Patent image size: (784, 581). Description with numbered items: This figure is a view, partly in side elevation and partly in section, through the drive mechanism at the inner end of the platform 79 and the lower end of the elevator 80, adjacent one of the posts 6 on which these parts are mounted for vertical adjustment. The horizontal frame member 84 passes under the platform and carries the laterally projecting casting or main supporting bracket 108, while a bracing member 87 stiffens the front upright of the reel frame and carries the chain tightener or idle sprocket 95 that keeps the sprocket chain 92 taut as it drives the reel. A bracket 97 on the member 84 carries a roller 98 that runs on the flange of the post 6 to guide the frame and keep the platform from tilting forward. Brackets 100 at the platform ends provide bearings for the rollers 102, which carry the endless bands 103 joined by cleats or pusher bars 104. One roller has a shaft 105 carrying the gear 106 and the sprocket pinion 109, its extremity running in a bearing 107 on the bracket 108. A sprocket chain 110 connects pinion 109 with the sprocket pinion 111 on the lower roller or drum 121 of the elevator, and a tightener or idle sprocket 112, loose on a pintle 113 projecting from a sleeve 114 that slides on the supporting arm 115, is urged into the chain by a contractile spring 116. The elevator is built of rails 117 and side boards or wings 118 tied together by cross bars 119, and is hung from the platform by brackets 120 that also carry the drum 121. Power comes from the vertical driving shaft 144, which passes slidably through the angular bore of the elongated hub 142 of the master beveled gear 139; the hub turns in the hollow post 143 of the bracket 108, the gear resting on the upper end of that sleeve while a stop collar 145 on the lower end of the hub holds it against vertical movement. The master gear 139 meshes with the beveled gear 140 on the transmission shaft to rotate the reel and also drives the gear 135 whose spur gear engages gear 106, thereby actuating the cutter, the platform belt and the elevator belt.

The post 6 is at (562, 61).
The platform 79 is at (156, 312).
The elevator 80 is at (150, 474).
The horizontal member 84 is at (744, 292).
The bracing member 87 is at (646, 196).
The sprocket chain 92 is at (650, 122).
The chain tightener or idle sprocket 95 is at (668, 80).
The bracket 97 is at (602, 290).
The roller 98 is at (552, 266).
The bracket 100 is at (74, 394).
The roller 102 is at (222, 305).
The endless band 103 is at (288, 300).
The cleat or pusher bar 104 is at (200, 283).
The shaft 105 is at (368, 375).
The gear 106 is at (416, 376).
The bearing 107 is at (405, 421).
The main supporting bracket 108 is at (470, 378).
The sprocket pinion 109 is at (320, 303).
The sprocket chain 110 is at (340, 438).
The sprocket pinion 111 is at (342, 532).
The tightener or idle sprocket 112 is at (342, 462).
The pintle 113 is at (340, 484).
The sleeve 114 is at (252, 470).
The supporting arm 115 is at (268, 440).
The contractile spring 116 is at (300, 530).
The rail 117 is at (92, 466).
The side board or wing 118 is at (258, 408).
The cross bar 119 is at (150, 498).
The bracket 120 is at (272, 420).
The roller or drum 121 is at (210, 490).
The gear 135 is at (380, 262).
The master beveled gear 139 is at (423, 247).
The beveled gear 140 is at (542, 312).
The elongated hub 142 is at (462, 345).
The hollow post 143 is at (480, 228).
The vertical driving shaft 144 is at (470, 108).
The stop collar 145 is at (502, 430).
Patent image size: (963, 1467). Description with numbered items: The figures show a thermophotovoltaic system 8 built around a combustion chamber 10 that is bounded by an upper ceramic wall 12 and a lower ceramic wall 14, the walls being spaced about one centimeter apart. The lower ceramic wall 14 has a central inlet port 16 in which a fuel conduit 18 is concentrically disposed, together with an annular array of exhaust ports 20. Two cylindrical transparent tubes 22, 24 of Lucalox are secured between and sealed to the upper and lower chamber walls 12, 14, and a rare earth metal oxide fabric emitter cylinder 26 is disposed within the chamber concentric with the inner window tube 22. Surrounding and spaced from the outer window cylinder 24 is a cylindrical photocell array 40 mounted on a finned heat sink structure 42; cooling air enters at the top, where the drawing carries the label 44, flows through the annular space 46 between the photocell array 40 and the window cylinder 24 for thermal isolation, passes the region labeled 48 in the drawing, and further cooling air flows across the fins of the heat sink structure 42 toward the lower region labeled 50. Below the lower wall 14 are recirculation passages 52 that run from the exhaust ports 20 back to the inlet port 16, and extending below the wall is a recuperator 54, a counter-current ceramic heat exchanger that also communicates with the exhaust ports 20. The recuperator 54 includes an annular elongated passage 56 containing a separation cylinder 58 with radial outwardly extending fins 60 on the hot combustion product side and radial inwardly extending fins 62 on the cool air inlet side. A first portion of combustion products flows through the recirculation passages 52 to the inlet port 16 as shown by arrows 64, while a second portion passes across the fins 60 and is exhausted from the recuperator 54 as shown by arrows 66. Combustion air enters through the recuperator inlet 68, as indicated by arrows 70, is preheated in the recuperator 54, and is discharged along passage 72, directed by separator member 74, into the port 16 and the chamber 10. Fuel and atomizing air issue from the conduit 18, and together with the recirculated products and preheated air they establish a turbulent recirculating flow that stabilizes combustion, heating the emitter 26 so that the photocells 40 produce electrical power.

○ ○ ○ ○

## Required task
Return all of the material above word for word, keeping every line in its original order.

## Task solution
Patent image size: (784, 581). Description with numbered items: This figure is a view, partly in side elevation and partly in section, through the drive mechanism at the inner end of the platform 79 and the lower end of the elevator 80, adjacent one of the posts 6 on which these parts are mounted for vertical adjustment. The horizontal frame member 84 passes under the platform and carries the laterally projecting casting or main supporting bracket 108, while a bracing member 87 stiffens the front upright of the reel frame and carries the chain tightener or idle sprocket 95 that keeps the sprocket chain 92 taut as it drives the reel. A bracket 97 on the member 84 carries a roller 98 that runs on the flange of the post 6 to guide the frame and keep the platform from tilting forward. Brackets 100 at the platform ends provide bearings for the rollers 102, which carry the endless bands 103 joined by cleats or pusher bars 104. One roller has a shaft 105 carrying the gear 106 and the sprocket pinion 109, its extremity running in a bearing 107 on the bracket 108. A sprocket chain 110 connects pinion 109 with the sprocket pinion 111 on the lower roller or drum 121 of the elevator, and a tightener or idle sprocket 112, loose on a pintle 113 projecting from a sleeve 114 that slides on the supporting arm 115, is urged into the chain by a contractile spring 116. The elevator is built of rails 117 and side boards or wings 118 tied together by cross bars 119, and is hung from the platform by brackets 120 that also carry the drum 121. Power comes from the vertical driving shaft 144, which passes slidably through the angular bore of the elongated hub 142 of the master beveled gear 139; the hub turns in the hollow post 143 of the bracket 108, the gear resting on the upper end of that sleeve while a stop collar 145 on the lower end of the hub holds it against vertical movement. The master gear 139 meshes with the beveled gear 140 on the transmission shaft to rotate the reel and also drives the gear 135 whose spur gear engages gear 106, thereby actuating the cutter, the platform belt and the elevator belt.

The post 6 is at (562, 61).
The platform 79 is at (156, 312).
The elevator 80 is at (150, 474).
The horizontal member 84 is at (744, 292).
The bracing member 87 is at (646, 196).
The sprocket chain 92 is at (650, 122).
The chain tightener or idle sprocket 95 is at (668, 80).
The bracket 97 is at (602, 290).
The roller 98 is at (552, 266).
The bracket 100 is at (74, 394).
The roller 102 is at (222, 305).
The endless band 103 is at (288, 300).
The cleat or pusher bar 104 is at (200, 283).
The shaft 105 is at (368, 375).
The gear 106 is at (416, 376).
The bearing 107 is at (405, 421).
The main supporting bracket 108 is at (470, 378).
The sprocket pinion 109 is at (320, 303).
The sprocket chain 110 is at (340, 438).
The sprocket pinion 111 is at (342, 532).
The tightener or idle sprocket 112 is at (342, 462).
The pintle 113 is at (340, 484).
The sleeve 114 is at (252, 470).
The supporting arm 115 is at (268, 440).
The contractile spring 116 is at (300, 530).
The rail 117 is at (92, 466).
The side board or wing 118 is at (258, 408).
The cross bar 119 is at (150, 498).
The bracket 120 is at (272, 420).
The roller or drum 121 is at (210, 490).
The gear 135 is at (380, 262).
The master beveled gear 139 is at (423, 247).
The beveled gear 140 is at (542, 312).
The elongated hub 142 is at (462, 345).
The hollow post 143 is at (480, 228).
The vertical driving shaft 144 is at (470, 108).
The stop collar 145 is at (502, 430).
Patent image size: (963, 1467). Description with numbered items: The figures show a thermophotovoltaic system 8 built around a combustion chamber 10 that is bounded by an upper ceramic wall 12 and a lower ceramic wall 14, the walls being spaced about one centimeter apart. The lower ceramic wall 14 has a central inlet port 16 in which a fuel conduit 18 is concentrically disposed, together with an annular array of exhaust ports 20. Two cylindrical transparent tubes 22, 24 of Lucalox are secured between and sealed to the upper and lower chamber walls 12, 14, and a rare earth metal oxide fabric emitter cylinder 26 is disposed within the chamber concentric with the inner window tube 22. Surrounding and spaced from the outer window cylinder 24 is a cylindrical photocell array 40 mounted on a finned heat sink structure 42; cooling air enters at the top, where the drawing carries the label 44, flows through the annular space 46 between the photocell array 40 and the window cylinder 24 for thermal isolation, passes the region labeled 48 in the drawing, and further cooling air flows across the fins of the heat sink structure 42 toward the lower region labeled 50. Below the lower wall 14 are recirculation passages 52 that run from the exhaust ports 20 back to the inlet port 16, and extending below the wall is a recuperator 54, a counter-current ceramic heat exchanger that also communicates with the exhaust ports 20. The recuperator 54 includes an annular elongated passage 56 containing a separation cylinder 58 with radial outwardly extending fins 60 on the hot combustion product side and radial inwardly extending fins 62 on the cool air inlet side. A first portion of combustion products flows through the recirculation passages 52 to the inlet port 16 as shown by arrows 64, while a second portion passes across the fins 60 and is exhausted from the recuperator 54 as shown by arrows 66. Combustion air enters through the recuperator inlet 68, as indicated by arrows 70, is preheated in the recuperator 54, and is discharged along passage 72, directed by separator member 74, into the port 16 and the chamber 10. Fuel and atomizing air issue from the conduit 18, and together with the recirculated products and preheated air they establish a turbulent recirculating flow that stabilizes combustion, heating the emitter 26 so that the photocells 40 produce electrical power.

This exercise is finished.